● **WHAT IS REQUIRED**: Are you able to retype all the records below exactly?

● **RAW RECORDS**:

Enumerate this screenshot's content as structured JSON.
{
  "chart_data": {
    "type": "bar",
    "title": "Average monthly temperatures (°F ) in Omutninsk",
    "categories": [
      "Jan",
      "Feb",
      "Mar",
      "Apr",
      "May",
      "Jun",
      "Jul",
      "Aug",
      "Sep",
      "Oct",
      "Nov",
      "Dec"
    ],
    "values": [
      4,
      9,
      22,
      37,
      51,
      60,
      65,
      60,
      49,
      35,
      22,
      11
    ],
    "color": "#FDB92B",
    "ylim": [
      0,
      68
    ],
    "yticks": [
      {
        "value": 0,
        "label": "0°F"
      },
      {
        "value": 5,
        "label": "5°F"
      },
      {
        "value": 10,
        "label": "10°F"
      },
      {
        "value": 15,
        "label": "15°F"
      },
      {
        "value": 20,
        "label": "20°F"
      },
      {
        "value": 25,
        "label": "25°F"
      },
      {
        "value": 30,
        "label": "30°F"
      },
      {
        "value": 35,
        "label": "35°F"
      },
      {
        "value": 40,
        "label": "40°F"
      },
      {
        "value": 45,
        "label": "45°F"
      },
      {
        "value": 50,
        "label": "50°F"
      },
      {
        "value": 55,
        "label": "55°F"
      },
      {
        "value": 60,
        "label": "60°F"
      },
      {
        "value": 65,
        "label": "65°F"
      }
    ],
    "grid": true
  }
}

● **TASK RESPONSE**:
Enumerate this screenshot's content as structured JSON.
{
  "chart_data": {
    "type": "bar",
    "title": "Average monthly temperatures (°F ) in Omutninsk",
    "categories": [
      "Jan",
      "Feb",
      "Mar",
      "Apr",
      "May",
      "Jun",
      "Jul",
      "Aug",
      "Sep",
      "Oct",
      "Nov",
      "Dec"
    ],
    "values": [
      4,
      9,
      22,
      37,
      51,
      60,
      65,
      60,
      49,
      35,
      22,
      11
    ],
    "color": "#FDB92B",
    "ylim": [
      0,
      68
    ],
    "yticks": [
      {
        "value": 0,
        "label": "0°F"
      },
      {
        "value": 5,
        "label": "5°F"
      },
      {
        "value": 10,
        "label": "10°F"
      },
      {
        "value": 15,
        "label": "15°F"
      },
      {
        "value": 20,
        "label": "20°F"
      },
      {
        "value": 25,
        "label": "25°F"
      },
      {
        "value": 30,
        "label": "30°F"
      },
      {
        "value": 35,
        "label": "35°F"
      },
      {
        "value": 40,
        "label": "40°F"
      },
      {
        "value": 45,
        "label": "45°F"
      },
      {
        "value": 50,
        "label": "50°F"
      },
      {
        "value": 55,
        "label": "55°F"
      },
      {
        "value": 60,
        "label": "60°F"
      },
      {
        "value": 65,
        "label": "65°F"
      }
    ],
    "grid": true
  }
}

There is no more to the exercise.